(Extracted data entries)
########################################

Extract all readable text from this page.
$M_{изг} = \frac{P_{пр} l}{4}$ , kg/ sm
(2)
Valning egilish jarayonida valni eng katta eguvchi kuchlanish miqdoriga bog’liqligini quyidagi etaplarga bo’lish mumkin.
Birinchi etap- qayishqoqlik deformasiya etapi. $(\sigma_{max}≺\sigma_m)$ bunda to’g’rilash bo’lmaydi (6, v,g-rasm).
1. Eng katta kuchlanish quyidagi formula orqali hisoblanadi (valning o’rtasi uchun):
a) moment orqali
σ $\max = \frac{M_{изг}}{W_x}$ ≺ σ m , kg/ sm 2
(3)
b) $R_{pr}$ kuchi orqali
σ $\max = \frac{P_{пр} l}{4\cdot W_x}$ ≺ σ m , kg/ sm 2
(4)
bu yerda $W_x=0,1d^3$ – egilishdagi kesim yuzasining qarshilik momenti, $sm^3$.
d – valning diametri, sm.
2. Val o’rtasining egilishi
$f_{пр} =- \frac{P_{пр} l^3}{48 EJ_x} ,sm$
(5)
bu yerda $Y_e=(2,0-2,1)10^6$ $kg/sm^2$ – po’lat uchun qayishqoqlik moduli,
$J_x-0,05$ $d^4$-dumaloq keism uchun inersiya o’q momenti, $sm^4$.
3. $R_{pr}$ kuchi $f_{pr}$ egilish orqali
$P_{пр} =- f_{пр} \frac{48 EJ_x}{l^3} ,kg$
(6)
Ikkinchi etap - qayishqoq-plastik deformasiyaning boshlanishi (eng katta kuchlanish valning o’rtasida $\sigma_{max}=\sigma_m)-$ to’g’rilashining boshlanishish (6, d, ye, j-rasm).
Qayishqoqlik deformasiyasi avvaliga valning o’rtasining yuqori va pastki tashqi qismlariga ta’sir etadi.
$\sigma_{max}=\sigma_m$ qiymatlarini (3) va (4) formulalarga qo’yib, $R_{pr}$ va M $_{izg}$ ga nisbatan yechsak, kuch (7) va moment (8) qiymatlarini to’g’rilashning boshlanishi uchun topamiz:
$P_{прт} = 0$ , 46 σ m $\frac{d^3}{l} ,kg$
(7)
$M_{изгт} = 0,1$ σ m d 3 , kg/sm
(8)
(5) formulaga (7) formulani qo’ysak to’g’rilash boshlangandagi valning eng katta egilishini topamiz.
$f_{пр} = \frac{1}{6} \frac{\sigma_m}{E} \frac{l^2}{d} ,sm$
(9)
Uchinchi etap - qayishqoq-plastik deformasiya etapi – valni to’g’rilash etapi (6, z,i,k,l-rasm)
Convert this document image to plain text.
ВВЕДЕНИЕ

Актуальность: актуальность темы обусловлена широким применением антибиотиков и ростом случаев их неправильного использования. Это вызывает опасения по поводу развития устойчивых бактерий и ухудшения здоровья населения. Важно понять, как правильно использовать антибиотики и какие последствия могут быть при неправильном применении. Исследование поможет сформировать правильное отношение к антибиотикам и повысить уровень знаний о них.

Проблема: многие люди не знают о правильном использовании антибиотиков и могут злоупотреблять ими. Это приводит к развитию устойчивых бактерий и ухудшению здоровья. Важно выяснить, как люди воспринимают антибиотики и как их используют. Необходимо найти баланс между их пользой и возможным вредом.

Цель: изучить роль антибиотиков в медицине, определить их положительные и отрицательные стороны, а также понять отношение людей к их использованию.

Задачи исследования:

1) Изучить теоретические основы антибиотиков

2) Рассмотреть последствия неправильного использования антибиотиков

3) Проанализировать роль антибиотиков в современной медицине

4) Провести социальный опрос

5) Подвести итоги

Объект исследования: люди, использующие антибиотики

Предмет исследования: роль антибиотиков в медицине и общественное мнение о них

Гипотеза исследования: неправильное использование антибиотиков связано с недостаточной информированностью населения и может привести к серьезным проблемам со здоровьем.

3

########################################

GIVEN TASK
Extract each line from the listing that holds the word "orqali".

OUTPUT
1. Eng katta kuchlanish quyidagi formula orqali hisoblanadi (valning o’rtasi uchun):
a) moment orqali
b) $R_{pr}$ kuchi orqali
3. $R_{pr}$ kuchi $f_{pr}$ egilish orqali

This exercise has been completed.